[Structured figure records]
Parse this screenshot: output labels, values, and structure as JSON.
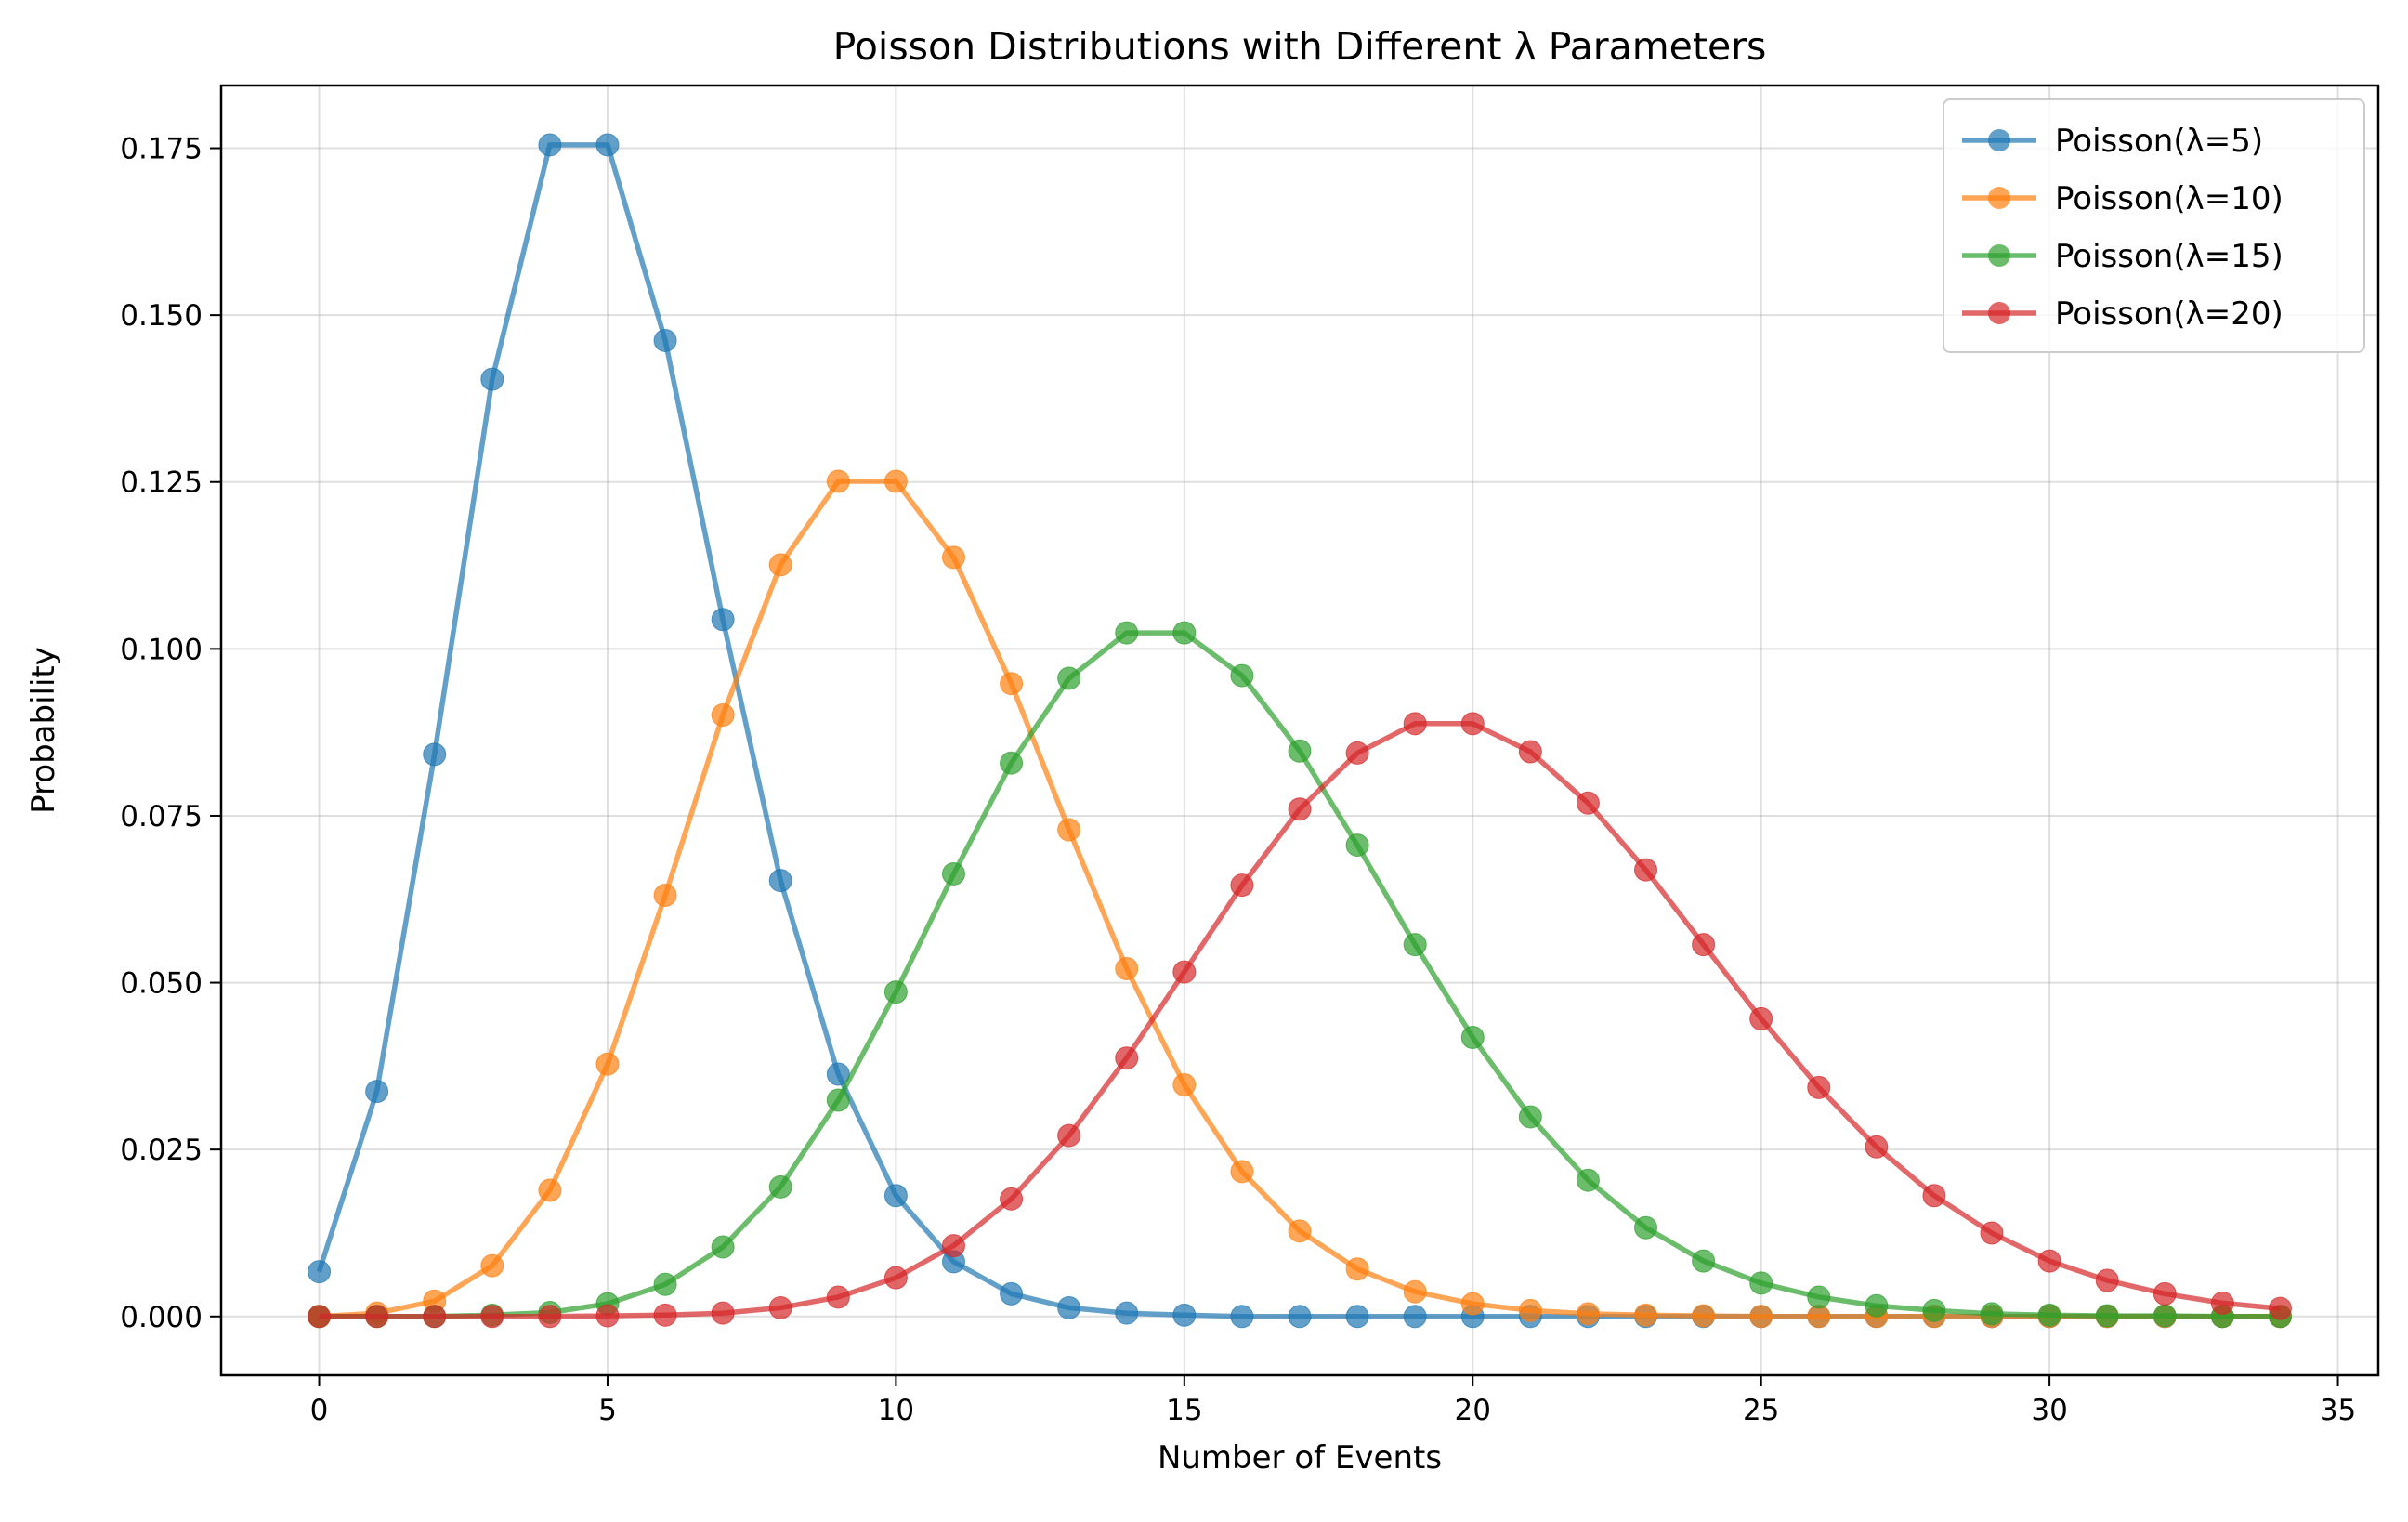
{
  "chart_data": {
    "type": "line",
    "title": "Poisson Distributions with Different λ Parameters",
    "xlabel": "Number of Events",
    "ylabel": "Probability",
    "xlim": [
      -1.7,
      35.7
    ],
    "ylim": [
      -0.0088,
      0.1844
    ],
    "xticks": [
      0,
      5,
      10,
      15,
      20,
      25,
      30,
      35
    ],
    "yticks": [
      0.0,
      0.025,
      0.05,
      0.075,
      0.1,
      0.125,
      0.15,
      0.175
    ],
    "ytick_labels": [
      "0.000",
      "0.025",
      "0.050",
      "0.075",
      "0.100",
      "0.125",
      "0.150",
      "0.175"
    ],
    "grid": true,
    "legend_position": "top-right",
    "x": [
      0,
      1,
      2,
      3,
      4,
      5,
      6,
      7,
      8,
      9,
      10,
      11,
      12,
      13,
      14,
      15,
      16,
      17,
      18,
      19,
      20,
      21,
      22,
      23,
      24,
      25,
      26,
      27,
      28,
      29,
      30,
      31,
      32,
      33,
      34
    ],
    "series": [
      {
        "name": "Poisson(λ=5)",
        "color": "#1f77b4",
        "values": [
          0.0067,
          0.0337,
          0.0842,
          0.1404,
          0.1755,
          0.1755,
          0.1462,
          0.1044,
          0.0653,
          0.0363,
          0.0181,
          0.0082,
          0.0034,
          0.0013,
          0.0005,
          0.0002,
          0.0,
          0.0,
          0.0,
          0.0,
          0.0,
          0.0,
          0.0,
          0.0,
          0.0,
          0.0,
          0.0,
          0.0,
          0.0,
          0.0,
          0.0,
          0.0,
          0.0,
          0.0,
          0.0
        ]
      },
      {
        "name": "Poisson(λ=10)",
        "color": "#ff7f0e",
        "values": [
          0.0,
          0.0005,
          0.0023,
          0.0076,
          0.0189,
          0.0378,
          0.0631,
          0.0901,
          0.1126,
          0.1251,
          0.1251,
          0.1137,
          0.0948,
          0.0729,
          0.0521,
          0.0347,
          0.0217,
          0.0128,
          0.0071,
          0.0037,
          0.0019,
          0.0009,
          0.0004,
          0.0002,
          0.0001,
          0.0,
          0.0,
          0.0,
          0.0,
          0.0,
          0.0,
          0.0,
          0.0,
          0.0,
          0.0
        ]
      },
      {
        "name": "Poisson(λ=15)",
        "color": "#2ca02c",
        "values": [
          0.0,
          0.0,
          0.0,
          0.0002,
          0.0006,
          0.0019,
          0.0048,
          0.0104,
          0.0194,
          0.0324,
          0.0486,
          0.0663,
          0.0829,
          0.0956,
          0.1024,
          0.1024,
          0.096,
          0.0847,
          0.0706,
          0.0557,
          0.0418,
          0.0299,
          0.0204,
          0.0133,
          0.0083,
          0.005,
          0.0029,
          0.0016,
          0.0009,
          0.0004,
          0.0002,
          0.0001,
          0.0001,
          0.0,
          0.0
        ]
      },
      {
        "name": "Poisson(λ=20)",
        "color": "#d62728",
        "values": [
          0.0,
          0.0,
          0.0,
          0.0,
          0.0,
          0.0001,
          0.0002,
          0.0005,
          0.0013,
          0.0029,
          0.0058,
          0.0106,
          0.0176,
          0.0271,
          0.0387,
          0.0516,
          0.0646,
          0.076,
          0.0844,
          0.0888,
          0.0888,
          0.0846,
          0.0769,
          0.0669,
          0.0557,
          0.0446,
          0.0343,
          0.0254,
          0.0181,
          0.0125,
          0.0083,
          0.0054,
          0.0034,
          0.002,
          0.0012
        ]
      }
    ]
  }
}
==
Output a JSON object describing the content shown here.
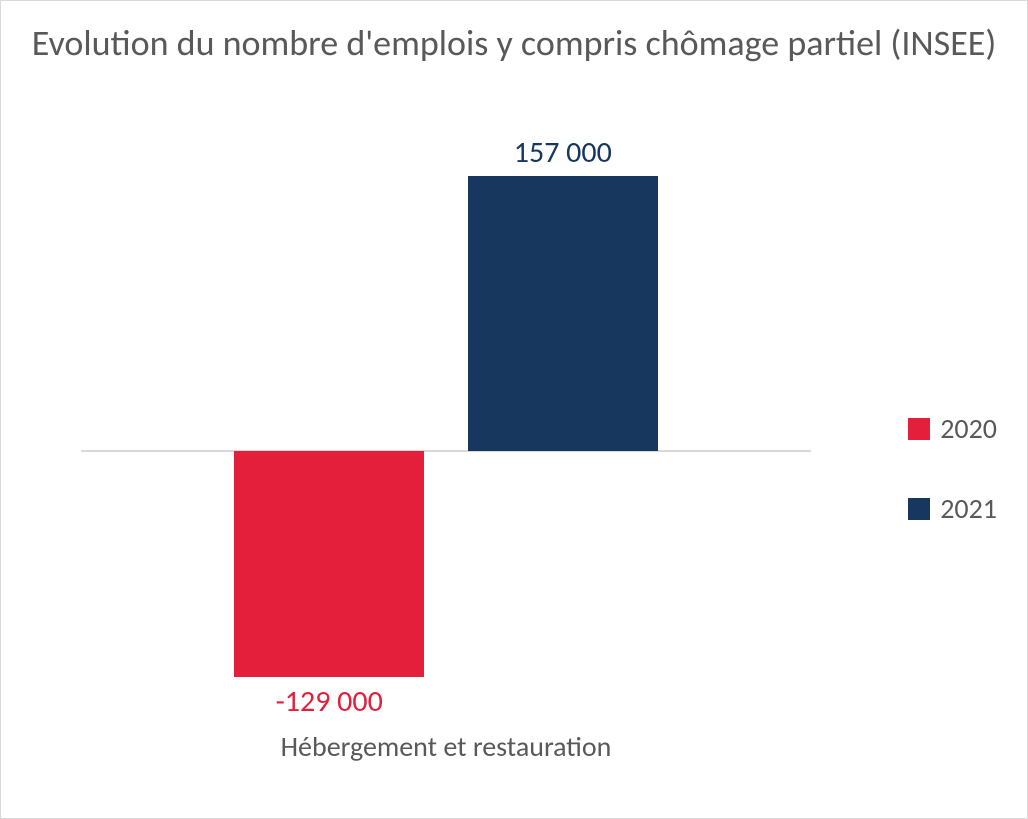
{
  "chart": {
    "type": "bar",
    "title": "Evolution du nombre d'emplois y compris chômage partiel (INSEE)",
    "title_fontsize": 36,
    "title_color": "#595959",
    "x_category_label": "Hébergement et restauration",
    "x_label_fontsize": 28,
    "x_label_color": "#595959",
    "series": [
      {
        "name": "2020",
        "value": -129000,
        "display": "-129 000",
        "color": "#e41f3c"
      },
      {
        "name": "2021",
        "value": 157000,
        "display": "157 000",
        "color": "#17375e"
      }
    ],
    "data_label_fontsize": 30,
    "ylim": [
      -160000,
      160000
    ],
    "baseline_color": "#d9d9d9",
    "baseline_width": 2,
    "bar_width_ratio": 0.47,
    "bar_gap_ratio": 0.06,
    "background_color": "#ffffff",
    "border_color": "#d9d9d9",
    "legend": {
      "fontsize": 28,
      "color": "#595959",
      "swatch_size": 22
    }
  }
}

Problem details: Locate and copy each line in the data above that includes the word "Poisson".

Task result:
    "title": "Poisson Distributions with Different λ Parameters",
        "name": "Poisson(λ=5)",
        "name": "Poisson(λ=10)",
        "name": "Poisson(λ=15)",
        "name": "Poisson(λ=20)",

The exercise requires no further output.